◆ **Instructions to follow**: Exact transcription of the data below is required, without the images.

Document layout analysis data
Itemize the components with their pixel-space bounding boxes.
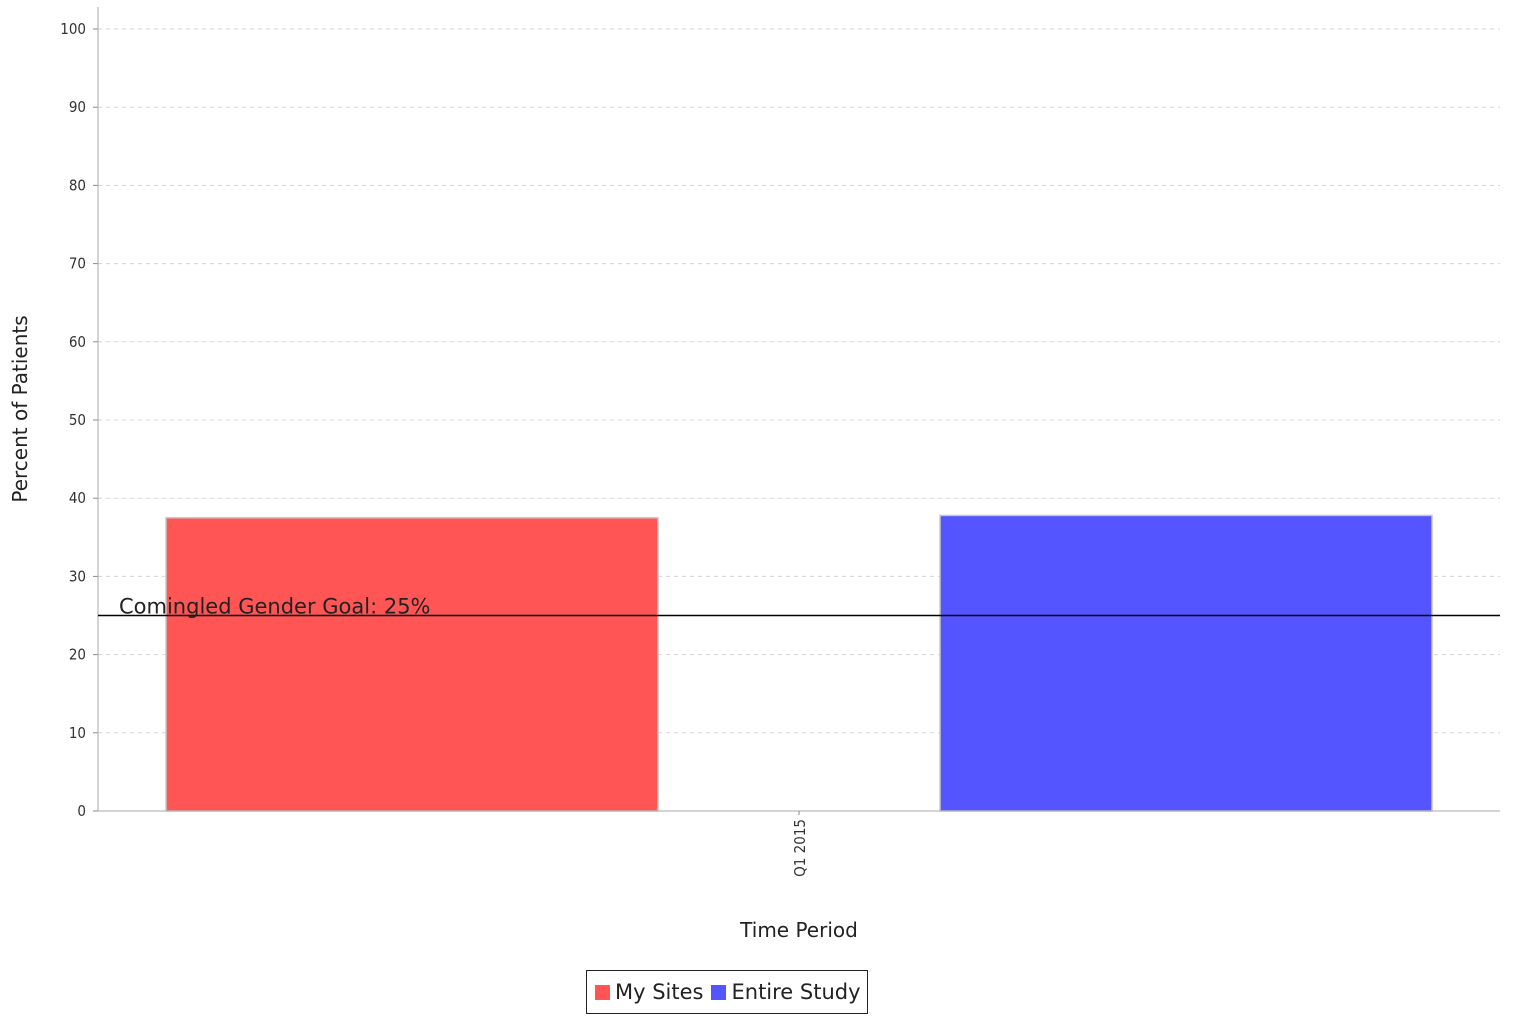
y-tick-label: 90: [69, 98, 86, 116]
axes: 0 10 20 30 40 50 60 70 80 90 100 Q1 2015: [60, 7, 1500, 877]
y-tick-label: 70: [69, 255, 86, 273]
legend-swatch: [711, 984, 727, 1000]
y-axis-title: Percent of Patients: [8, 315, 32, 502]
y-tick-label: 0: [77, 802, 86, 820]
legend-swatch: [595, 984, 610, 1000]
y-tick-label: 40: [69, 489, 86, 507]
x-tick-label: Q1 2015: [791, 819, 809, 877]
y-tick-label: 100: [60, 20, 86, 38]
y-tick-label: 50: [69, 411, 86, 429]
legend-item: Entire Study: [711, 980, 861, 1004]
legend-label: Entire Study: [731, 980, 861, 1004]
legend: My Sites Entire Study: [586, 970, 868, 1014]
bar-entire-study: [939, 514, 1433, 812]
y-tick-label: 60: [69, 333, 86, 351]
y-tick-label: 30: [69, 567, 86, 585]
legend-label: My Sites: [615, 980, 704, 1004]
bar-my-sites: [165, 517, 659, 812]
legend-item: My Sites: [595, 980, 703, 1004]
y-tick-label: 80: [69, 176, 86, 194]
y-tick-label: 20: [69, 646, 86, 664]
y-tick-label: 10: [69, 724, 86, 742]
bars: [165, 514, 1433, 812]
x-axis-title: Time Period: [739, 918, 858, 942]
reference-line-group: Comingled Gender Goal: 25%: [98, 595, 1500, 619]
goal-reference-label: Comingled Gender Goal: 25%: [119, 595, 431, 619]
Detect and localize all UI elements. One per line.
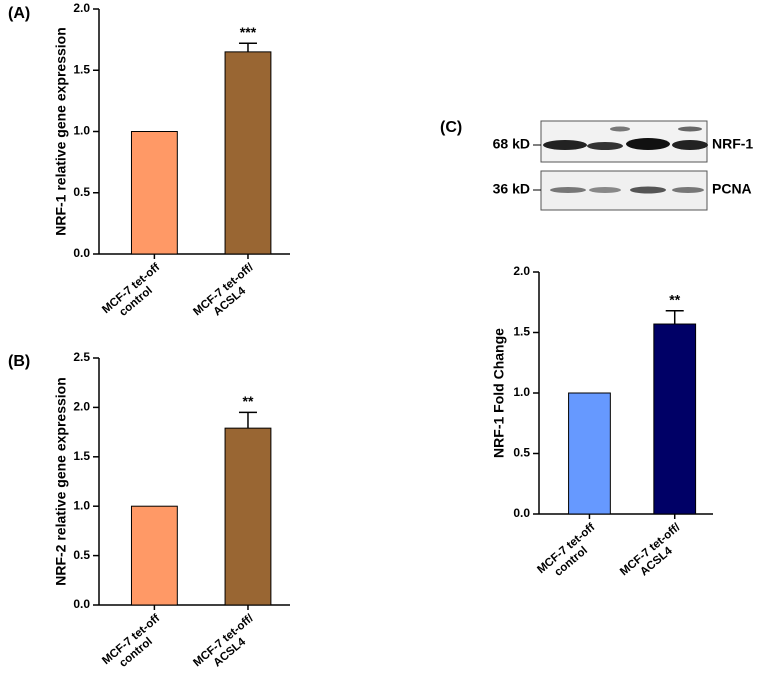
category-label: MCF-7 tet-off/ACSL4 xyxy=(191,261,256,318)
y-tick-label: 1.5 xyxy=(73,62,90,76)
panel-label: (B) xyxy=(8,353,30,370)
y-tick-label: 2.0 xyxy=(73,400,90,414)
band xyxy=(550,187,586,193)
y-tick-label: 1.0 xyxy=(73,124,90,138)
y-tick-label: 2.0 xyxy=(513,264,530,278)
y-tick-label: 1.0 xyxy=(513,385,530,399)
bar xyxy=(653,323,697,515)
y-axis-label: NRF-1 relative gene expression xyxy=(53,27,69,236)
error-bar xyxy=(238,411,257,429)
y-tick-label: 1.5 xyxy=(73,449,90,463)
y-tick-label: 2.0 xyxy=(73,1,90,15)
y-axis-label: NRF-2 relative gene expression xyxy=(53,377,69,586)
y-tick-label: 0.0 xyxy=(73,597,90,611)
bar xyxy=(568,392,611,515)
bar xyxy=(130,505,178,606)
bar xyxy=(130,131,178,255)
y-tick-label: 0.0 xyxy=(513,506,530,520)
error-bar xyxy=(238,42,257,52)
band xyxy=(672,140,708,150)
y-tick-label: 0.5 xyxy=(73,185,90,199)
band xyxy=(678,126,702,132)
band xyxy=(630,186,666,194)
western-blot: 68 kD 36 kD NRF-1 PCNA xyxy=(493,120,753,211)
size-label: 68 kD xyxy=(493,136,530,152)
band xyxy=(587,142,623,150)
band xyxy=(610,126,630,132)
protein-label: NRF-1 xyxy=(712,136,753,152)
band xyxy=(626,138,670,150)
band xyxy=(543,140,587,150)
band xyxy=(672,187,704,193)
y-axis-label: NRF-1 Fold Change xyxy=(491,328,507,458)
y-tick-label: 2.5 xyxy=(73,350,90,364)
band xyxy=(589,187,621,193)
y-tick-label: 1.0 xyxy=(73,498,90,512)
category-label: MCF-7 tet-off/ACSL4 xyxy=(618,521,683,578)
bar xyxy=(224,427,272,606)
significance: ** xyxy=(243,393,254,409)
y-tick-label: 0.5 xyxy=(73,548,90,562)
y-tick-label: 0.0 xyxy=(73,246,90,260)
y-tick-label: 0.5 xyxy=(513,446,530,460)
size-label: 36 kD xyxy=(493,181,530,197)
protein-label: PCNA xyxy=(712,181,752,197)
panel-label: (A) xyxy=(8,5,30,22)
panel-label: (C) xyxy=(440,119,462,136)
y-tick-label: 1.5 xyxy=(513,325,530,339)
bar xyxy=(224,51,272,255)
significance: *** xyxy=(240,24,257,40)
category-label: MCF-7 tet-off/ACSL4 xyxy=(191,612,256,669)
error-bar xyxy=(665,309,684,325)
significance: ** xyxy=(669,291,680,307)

◆ **Result for this exercise**:
Itemize the components with their pixel-space bounding boxes.
y-tick-label: 90: [69, 98, 86, 116]
axes: 0 10 20 30 40 50 60 70 80 90 100 Q1 2015: [60, 7, 1500, 877]
y-tick-label: 70: [69, 255, 86, 273]
legend-swatch: [711, 984, 727, 1000]
y-axis-title: Percent of Patients: [8, 315, 32, 502]
y-tick-label: 0: [77, 802, 86, 820]
legend-swatch: [595, 984, 610, 1000]
y-tick-label: 40: [69, 489, 86, 507]
x-tick-label: Q1 2015: [791, 819, 809, 877]
y-tick-label: 100: [60, 20, 86, 38]
y-tick-label: 50: [69, 411, 86, 429]
legend-item: Entire Study: [711, 980, 861, 1004]
legend-label: Entire Study: [731, 980, 861, 1004]
legend: My Sites Entire Study: [586, 970, 868, 1014]
bar-entire-study: [939, 514, 1433, 812]
y-tick-label: 60: [69, 333, 86, 351]
y-tick-label: 30: [69, 567, 86, 585]
legend-label: My Sites: [615, 980, 704, 1004]
bar-my-sites: [165, 517, 659, 812]
legend-item: My Sites: [595, 980, 703, 1004]
y-tick-label: 80: [69, 176, 86, 194]
y-tick-label: 20: [69, 646, 86, 664]
y-tick-label: 10: [69, 724, 86, 742]
bars: [165, 514, 1433, 812]
x-axis-title: Time Period: [739, 918, 858, 942]
reference-line-group: Comingled Gender Goal: 25%: [98, 595, 1500, 619]
goal-reference-label: Comingled Gender Goal: 25%: [119, 595, 431, 619]
Detect and localize all UI elements. One per line.
category-label: MCF-7 tet-off/ACSL4 xyxy=(191,261,256,318)
y-tick-label: 1.5 xyxy=(73,62,90,76)
panel-label: (B) xyxy=(8,353,30,370)
y-tick-label: 2.0 xyxy=(73,400,90,414)
band xyxy=(550,187,586,193)
y-tick-label: 1.0 xyxy=(73,124,90,138)
y-tick-label: 2.0 xyxy=(513,264,530,278)
y-tick-label: 1.0 xyxy=(513,385,530,399)
bar xyxy=(653,323,697,515)
y-axis-label: NRF-1 relative gene expression xyxy=(53,27,69,236)
error-bar xyxy=(238,411,257,429)
y-tick-label: 1.5 xyxy=(73,449,90,463)
y-tick-label: 2.0 xyxy=(73,1,90,15)
y-axis-label: NRF-2 relative gene expression xyxy=(53,377,69,586)
y-tick-label: 0.0 xyxy=(73,597,90,611)
bar xyxy=(568,392,611,515)
bar xyxy=(130,505,178,606)
bar xyxy=(130,131,178,255)
y-tick-label: 0.0 xyxy=(513,506,530,520)
error-bar xyxy=(238,42,257,52)
band xyxy=(672,140,708,150)
y-tick-label: 0.5 xyxy=(73,185,90,199)
band xyxy=(678,126,702,132)
band xyxy=(630,186,666,194)
western-blot: 68 kD 36 kD NRF-1 PCNA xyxy=(493,120,753,211)
size-label: 68 kD xyxy=(493,136,530,152)
band xyxy=(587,142,623,150)
band xyxy=(610,126,630,132)
protein-label: NRF-1 xyxy=(712,136,753,152)
band xyxy=(626,138,670,150)
band xyxy=(543,140,587,150)
band xyxy=(672,187,704,193)
y-axis-label: NRF-1 Fold Change xyxy=(491,328,507,458)
y-tick-label: 2.5 xyxy=(73,350,90,364)
band xyxy=(589,187,621,193)
y-tick-label: 1.0 xyxy=(73,498,90,512)
category-label: MCF-7 tet-off/ACSL4 xyxy=(618,521,683,578)
bar xyxy=(224,427,272,606)
significance: ** xyxy=(243,393,254,409)
y-tick-label: 0.5 xyxy=(73,548,90,562)
y-tick-label: 0.0 xyxy=(73,246,90,260)
y-tick-label: 0.5 xyxy=(513,446,530,460)
size-label: 36 kD xyxy=(493,181,530,197)
protein-label: PCNA xyxy=(712,181,752,197)
panel-label: (A) xyxy=(8,5,30,22)
panel-label: (C) xyxy=(440,119,462,136)
y-tick-label: 1.5 xyxy=(513,325,530,339)
bar xyxy=(224,51,272,255)
significance: *** xyxy=(240,24,257,40)
category-label: MCF-7 tet-off/ACSL4 xyxy=(191,612,256,669)
error-bar xyxy=(665,309,684,325)
significance: ** xyxy=(669,291,680,307)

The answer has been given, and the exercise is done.